Look through the data below and report how many lines include "text". Only the number should be given.

◆ **Dataset records**:
:::

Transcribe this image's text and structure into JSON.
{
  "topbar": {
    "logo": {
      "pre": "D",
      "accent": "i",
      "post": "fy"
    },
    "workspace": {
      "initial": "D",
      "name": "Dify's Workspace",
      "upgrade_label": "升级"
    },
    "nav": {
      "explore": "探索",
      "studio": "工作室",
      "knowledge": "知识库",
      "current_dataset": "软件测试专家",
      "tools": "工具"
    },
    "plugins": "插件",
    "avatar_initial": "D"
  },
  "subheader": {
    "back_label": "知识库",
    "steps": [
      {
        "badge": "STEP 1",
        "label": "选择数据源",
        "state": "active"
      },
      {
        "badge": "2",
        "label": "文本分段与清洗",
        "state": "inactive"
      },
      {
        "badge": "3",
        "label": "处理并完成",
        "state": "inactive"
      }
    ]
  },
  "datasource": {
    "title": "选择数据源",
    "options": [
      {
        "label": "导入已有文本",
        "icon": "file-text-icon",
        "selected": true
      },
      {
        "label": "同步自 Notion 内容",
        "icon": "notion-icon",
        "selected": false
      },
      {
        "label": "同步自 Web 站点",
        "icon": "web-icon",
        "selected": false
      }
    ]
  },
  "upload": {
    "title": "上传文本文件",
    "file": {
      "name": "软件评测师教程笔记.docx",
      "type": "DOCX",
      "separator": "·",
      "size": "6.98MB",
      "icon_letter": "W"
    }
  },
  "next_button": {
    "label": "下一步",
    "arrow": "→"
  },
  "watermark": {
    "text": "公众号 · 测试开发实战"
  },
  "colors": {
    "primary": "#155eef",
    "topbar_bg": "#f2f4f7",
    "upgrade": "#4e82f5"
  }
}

:::

◆ **Answer for this exercise**:
3